> _PROBLEM STATEMENT_: Omit all pictures, then retype the data exactly as given.

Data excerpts
===============

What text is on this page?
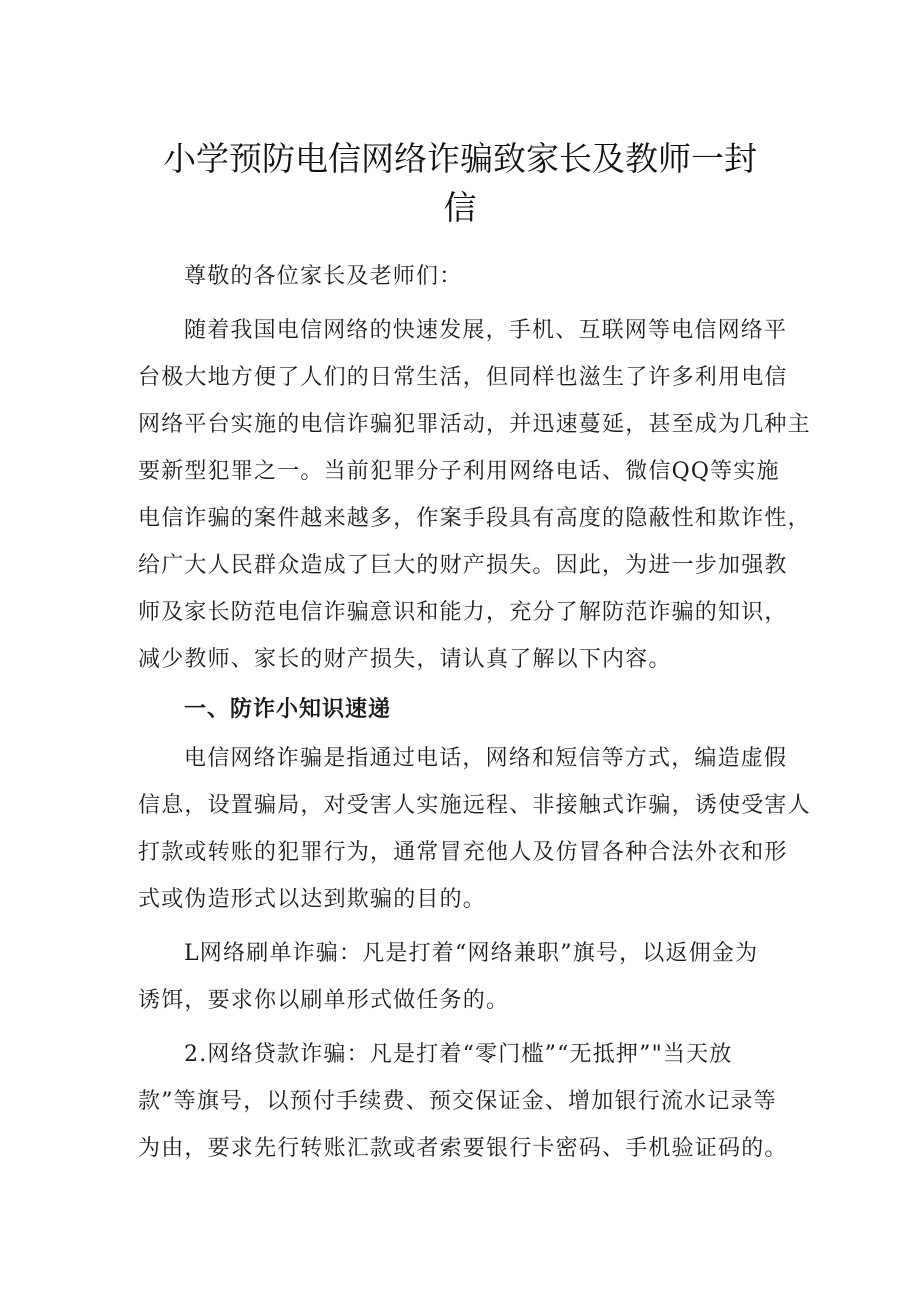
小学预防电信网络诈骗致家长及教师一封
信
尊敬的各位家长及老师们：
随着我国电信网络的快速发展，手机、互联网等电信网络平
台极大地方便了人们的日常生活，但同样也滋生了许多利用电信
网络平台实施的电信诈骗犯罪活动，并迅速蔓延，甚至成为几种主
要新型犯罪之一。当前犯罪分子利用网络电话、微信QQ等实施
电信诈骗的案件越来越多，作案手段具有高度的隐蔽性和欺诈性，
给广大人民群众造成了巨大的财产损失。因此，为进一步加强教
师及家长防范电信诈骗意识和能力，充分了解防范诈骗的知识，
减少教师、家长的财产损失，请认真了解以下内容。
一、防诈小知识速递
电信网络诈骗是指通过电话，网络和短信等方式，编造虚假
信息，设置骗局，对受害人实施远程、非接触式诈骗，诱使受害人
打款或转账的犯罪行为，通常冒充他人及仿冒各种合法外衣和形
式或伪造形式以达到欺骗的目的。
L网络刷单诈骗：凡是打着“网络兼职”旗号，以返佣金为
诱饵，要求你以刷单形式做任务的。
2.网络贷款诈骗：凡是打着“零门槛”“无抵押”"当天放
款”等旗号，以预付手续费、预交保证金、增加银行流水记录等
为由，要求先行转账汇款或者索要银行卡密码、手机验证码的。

===============

> _RESULT_:
What text is on this page?
小学预防电信网络诈骗致家长及教师一封
信
尊敬的各位家长及老师们：
随着我国电信网络的快速发展，手机、互联网等电信网络平
台极大地方便了人们的日常生活，但同样也滋生了许多利用电信
网络平台实施的电信诈骗犯罪活动，并迅速蔓延，甚至成为几种主
要新型犯罪之一。当前犯罪分子利用网络电话、微信QQ等实施
电信诈骗的案件越来越多，作案手段具有高度的隐蔽性和欺诈性，
给广大人民群众造成了巨大的财产损失。因此，为进一步加强教
师及家长防范电信诈骗意识和能力，充分了解防范诈骗的知识，
减少教师、家长的财产损失，请认真了解以下内容。
一、防诈小知识速递
电信网络诈骗是指通过电话，网络和短信等方式，编造虚假
信息，设置骗局，对受害人实施远程、非接触式诈骗，诱使受害人
打款或转账的犯罪行为，通常冒充他人及仿冒各种合法外衣和形
式或伪造形式以达到欺骗的目的。
L网络刷单诈骗：凡是打着“网络兼职”旗号，以返佣金为
诱饵，要求你以刷单形式做任务的。
2.网络贷款诈骗：凡是打着“零门槛”“无抵押”"当天放
款”等旗号，以预付手续费、预交保证金、增加银行流水记录等
为由，要求先行转账汇款或者索要银行卡密码、手机验证码的。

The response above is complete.